:: Supplied data ::

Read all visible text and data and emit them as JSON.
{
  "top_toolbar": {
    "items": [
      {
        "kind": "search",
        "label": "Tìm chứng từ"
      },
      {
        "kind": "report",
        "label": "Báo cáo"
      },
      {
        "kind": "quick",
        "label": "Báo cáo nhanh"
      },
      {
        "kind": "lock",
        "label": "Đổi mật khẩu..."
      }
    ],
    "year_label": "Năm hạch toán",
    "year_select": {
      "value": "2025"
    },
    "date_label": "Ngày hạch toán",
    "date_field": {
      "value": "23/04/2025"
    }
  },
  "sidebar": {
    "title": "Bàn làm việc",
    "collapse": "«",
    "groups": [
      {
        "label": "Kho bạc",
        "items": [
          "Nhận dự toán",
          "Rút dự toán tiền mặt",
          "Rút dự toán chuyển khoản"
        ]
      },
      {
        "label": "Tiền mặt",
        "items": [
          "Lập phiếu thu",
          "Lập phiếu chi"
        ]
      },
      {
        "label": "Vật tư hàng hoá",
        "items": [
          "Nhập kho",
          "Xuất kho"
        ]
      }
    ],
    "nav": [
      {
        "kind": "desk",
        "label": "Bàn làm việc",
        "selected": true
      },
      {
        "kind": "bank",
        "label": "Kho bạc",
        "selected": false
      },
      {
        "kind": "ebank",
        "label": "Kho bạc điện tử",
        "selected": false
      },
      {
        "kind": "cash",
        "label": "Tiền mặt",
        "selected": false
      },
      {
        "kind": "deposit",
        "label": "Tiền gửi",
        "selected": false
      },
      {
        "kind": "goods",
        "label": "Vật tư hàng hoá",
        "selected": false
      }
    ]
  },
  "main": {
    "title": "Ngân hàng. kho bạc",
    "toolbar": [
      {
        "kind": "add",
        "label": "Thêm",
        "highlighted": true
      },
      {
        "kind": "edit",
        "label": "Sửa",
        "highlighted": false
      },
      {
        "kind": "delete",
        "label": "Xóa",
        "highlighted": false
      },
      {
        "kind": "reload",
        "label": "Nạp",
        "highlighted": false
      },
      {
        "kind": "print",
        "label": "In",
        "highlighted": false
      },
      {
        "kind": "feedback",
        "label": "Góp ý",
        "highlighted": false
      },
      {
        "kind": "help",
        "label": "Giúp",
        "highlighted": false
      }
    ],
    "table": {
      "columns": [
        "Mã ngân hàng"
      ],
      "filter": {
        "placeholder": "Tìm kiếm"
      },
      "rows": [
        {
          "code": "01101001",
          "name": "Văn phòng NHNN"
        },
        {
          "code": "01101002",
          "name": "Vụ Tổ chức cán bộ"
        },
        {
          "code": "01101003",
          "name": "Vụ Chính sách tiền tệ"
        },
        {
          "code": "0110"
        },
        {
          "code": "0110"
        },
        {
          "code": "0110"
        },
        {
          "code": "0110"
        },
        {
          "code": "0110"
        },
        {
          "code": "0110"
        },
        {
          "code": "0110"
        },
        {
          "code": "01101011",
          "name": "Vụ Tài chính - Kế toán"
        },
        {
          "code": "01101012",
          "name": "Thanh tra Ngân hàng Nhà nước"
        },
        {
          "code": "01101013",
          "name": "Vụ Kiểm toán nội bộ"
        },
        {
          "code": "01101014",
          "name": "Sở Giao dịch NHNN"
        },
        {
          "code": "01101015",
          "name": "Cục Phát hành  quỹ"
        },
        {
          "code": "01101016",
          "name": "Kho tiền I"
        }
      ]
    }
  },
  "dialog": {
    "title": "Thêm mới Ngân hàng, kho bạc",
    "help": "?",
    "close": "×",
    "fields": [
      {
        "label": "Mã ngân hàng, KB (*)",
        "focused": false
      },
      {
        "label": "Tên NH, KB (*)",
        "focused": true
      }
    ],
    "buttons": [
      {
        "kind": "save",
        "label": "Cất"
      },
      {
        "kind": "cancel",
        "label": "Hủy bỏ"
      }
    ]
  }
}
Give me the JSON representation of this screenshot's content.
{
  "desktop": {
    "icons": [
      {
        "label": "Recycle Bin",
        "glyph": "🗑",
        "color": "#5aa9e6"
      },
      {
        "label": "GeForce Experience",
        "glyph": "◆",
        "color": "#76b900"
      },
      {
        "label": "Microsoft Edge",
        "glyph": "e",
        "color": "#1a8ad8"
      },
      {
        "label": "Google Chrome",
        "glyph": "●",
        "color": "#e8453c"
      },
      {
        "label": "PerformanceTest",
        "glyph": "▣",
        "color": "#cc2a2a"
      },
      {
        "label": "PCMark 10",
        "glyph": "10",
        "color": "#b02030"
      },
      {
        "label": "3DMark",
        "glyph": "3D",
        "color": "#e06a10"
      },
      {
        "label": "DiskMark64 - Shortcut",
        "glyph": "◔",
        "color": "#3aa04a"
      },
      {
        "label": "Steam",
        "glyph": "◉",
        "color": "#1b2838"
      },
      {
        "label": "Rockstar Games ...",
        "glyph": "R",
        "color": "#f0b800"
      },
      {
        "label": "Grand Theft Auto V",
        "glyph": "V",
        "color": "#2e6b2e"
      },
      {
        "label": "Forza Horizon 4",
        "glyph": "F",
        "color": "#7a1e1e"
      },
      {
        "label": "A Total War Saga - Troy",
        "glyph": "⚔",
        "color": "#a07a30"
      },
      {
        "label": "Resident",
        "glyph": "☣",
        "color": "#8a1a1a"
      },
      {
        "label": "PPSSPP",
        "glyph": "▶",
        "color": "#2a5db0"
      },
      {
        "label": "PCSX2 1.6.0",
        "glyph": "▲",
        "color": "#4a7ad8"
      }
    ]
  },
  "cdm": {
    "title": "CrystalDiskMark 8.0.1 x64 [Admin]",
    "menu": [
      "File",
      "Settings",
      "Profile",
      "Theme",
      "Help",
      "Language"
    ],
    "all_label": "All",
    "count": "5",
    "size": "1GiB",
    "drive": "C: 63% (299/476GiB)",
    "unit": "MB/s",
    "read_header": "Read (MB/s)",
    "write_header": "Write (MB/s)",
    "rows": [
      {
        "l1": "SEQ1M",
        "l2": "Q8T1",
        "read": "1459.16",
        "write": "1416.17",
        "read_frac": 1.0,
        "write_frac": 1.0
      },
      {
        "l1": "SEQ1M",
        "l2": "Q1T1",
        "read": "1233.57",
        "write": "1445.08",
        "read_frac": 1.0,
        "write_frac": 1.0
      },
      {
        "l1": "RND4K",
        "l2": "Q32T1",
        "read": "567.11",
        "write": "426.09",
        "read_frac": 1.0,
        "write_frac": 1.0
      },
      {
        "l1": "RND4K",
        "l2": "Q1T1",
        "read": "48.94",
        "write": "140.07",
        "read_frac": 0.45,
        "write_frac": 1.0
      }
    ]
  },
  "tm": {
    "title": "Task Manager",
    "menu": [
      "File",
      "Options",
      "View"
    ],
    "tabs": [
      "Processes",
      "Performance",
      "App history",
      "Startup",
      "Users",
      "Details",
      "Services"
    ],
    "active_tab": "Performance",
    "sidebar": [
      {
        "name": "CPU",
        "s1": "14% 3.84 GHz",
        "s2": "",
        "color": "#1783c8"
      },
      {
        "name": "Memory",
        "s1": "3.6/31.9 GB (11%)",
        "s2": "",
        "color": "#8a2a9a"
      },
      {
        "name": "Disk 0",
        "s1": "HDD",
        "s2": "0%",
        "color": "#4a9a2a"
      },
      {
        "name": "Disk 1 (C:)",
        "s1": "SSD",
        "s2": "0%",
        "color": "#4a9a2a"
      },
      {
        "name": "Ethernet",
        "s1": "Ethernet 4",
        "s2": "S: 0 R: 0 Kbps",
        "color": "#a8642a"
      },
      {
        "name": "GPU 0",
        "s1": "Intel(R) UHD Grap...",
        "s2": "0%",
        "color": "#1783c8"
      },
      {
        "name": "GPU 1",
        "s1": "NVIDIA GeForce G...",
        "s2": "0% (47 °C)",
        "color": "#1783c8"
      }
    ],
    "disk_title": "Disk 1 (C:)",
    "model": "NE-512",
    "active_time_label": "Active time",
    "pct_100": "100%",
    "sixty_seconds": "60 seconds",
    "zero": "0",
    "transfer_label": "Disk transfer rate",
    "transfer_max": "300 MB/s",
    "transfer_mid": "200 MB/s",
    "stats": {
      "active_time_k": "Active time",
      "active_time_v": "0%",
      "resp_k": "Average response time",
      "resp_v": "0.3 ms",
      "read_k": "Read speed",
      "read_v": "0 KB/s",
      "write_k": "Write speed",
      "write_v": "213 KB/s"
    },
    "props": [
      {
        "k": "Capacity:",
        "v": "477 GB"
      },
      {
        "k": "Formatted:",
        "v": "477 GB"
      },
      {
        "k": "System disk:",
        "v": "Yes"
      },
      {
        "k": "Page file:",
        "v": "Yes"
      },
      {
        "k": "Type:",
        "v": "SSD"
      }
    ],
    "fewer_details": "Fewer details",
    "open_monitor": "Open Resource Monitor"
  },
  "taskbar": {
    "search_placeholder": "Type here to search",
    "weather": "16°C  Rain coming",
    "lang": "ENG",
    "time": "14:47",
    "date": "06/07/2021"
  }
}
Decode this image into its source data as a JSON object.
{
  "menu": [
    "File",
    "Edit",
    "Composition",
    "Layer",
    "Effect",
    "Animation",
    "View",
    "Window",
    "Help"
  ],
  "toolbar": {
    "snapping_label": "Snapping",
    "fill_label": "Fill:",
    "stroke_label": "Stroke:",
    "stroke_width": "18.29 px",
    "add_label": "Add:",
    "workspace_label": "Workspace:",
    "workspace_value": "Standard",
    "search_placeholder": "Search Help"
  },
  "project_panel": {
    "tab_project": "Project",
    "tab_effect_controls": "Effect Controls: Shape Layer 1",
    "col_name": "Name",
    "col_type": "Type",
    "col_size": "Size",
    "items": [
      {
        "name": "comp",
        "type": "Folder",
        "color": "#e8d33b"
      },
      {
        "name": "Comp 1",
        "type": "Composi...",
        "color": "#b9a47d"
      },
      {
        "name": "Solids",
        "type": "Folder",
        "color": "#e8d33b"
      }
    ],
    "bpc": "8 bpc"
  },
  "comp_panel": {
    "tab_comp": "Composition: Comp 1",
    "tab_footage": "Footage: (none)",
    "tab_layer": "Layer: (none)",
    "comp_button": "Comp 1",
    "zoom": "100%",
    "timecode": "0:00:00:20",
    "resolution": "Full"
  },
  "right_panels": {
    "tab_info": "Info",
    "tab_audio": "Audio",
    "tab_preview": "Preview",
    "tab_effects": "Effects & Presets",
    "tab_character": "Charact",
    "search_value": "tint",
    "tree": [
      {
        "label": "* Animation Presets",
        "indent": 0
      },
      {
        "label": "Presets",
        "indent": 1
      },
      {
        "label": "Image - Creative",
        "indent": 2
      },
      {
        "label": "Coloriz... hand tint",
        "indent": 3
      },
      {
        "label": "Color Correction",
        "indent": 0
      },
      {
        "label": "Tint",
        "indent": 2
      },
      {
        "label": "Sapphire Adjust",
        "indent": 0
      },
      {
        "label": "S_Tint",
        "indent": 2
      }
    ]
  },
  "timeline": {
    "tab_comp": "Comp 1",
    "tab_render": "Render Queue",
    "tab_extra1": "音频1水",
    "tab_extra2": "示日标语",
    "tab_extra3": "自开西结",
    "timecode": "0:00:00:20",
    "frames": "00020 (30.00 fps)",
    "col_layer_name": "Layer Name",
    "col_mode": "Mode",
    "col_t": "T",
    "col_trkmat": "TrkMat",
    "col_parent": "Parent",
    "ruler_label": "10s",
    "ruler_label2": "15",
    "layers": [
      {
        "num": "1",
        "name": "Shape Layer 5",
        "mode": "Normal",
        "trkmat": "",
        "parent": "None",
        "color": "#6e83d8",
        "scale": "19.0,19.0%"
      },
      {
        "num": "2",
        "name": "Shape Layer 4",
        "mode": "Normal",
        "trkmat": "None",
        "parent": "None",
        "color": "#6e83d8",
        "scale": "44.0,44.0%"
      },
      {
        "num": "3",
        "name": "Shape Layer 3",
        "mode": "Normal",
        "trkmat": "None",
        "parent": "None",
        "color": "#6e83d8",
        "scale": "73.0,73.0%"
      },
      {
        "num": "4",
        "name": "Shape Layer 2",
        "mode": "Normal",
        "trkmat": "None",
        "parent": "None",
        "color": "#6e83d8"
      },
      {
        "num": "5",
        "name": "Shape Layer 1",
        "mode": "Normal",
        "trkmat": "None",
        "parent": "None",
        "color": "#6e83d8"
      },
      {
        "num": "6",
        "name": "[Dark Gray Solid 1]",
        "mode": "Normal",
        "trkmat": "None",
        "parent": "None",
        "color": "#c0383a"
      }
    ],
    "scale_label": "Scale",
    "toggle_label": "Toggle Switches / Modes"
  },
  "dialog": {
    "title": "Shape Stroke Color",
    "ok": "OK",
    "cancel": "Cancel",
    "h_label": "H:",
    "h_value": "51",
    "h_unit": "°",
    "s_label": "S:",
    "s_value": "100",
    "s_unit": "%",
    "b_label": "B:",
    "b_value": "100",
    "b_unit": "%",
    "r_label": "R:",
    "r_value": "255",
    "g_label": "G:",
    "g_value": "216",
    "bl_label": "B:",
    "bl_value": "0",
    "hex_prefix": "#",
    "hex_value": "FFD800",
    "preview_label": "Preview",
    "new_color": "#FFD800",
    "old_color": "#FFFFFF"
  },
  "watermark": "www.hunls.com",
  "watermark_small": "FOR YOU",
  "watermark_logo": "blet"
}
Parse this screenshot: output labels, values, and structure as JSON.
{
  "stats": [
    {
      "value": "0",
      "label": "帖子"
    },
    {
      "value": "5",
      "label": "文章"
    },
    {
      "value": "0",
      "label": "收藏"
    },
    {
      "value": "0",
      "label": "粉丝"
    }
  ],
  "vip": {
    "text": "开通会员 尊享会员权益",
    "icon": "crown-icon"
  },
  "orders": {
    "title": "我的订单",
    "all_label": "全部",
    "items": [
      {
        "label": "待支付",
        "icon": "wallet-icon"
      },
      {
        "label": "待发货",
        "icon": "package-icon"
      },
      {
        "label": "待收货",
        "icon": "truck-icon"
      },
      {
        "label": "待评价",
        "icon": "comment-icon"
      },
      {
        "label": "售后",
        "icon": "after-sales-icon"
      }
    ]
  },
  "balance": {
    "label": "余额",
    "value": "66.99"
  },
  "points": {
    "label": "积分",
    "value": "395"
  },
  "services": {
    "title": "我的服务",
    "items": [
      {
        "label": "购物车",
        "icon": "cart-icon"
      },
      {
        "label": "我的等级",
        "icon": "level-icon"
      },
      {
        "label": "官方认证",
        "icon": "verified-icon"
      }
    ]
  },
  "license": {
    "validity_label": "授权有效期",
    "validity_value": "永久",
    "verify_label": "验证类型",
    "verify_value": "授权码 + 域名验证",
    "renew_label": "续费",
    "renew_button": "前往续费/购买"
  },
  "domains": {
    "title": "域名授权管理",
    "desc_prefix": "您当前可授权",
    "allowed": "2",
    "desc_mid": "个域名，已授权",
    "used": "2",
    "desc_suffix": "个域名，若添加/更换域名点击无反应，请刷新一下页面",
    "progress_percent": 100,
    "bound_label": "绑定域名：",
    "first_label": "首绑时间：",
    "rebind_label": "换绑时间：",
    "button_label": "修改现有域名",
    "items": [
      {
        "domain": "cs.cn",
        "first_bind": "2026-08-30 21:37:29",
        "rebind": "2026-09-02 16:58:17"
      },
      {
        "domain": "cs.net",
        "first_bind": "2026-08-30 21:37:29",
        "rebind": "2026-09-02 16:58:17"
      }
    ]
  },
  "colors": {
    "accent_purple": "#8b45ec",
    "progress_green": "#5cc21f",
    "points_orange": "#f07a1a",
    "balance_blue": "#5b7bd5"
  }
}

:::

> Direction:
Collect the lines of the records that include the string "Thêm".

> Response:
        "label": "Thêm",
    "title": "Thêm mới Ngân hàng, kho bạc",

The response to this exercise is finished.